:: Passage shown ::
-- start --

Canadian Survey on Disability, 2022: Concepts and Methods Guide
7. Data quality

Skip to text

Text begins

7.1 Overview of data quality evaluation

The objective of the Canadian Survey on Disability is to produce reliable estimates on the type and severity of disabilities of Canadians aged 15 years and over (as of May 11, 2021) as well as on a variety of other important indicators of the experiences and challenges of persons with disabilities. This chapter reviews the quality of the data for this survey.

Sections 7.2 and 7.3 below explain the two types of errors that occur in surveys—sampling and non-sampling errors. Each type of error is evaluated in the context of the CSD. Sampling error is the difference between the data obtained from the survey sample and the data that would have resulted from a complete census of the entire population taken under similar conditions. Thus, sampling error can be described as differences arising from sample-to-sample variability. Non-sampling errors refer to all other errors that are unrelated to sampling. Non-sampling errors can occur at any stage of the survey process, and include non-response for the survey as well as errors introduced before or during data collection or during data processing.

This chapter describes the various measures adopted to prevent errors from occurring wherever possible and to adjust for any errors found throughout the different stages of the CSD. Areas of caution for interpreting CSD data are noted. Readers may also refer to the Guide to the Census of Population, 2021 for related information on data quality.

7.2 Sampling errors and quality release rules

The estimates that can be produced with this survey are based on a sample of individuals. Somewhat different estimates might have been obtained if we had conducted a complete census with the same questionnaire, interviewers, supervisors, processing methods and so on, as those actually used. The difference between an estimate derived from the sample and an estimate based on a comprehensive enumeration under similar conditions is known as the estimate’s “sampling error”.

Sampling error estimation

To produce estimates of the sampling error for statistics produced from the CSD, we used a particular type of bootstrap method. Several bootstrap methods exist in the literature, but none was appropriate for the CSD’s complex sample design. The following characteristics of the sample design make it difficult to estimate the sampling errors:

A two-phase design in which households (or dwellings) are selected in the first phase and individuals in the second phase. In the first phase, a random sample of approximately one in four households, stratified by collection unit (CU), was selected to respond to the census long-form questionnaire. In the second phase, a sample of some 54,000 individuals having reported a difficulty in activities of daily living on the census was selected for the CSD.

-- end --

:: Data shown ::
-- start --

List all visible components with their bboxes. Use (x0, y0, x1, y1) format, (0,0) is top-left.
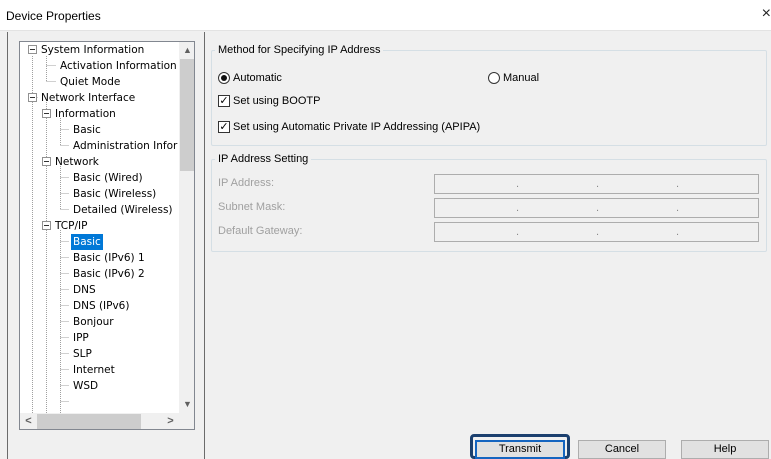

-- end --

:: Your instructions ::
Return the Canadian Survey on Disability data quality passage in full, word for word.

:: Task result ::
Canadian Survey on Disability, 2022: Concepts and Methods Guide
7. Data quality

Skip to text

Text begins

7.1 Overview of data quality evaluation

The objective of the Canadian Survey on Disability is to produce reliable estimates on the type and severity of disabilities of Canadians aged 15 years and over (as of May 11, 2021) as well as on a variety of other important indicators of the experiences and challenges of persons with disabilities. This chapter reviews the quality of the data for this survey.

Sections 7.2 and 7.3 below explain the two types of errors that occur in surveys—sampling and non-sampling errors. Each type of error is evaluated in the context of the CSD. Sampling error is the difference between the data obtained from the survey sample and the data that would have resulted from a complete census of the entire population taken under similar conditions. Thus, sampling error can be described as differences arising from sample-to-sample variability. Non-sampling errors refer to all other errors that are unrelated to sampling. Non-sampling errors can occur at any stage of the survey process, and include non-response for the survey as well as errors introduced before or during data collection or during data processing.

This chapter describes the various measures adopted to prevent errors from occurring wherever possible and to adjust for any errors found throughout the different stages of the CSD. Areas of caution for interpreting CSD data are noted. Readers may also refer to the Guide to the Census of Population, 2021 for related information on data quality.

7.2 Sampling errors and quality release rules

The estimates that can be produced with this survey are based on a sample of individuals. Somewhat different estimates might have been obtained if we had conducted a complete census with the same questionnaire, interviewers, supervisors, processing methods and so on, as those actually used. The difference between an estimate derived from the sample and an estimate based on a comprehensive enumeration under similar conditions is known as the estimate’s “sampling error”.

Sampling error estimation

To produce estimates of the sampling error for statistics produced from the CSD, we used a particular type of bootstrap method. Several bootstrap methods exist in the literature, but none was appropriate for the CSD’s complex sample design. The following characteristics of the sample design make it difficult to estimate the sampling errors:

A two-phase design in which households (or dwellings) are selected in the first phase and individuals in the second phase. In the first phase, a random sample of approximately one in four households, stratified by collection unit (CU), was selected to respond to the census long-form questionnaire. In the second phase, a sample of some 54,000 individuals having reported a difficulty in activities of daily living on the census was selected for the CSD.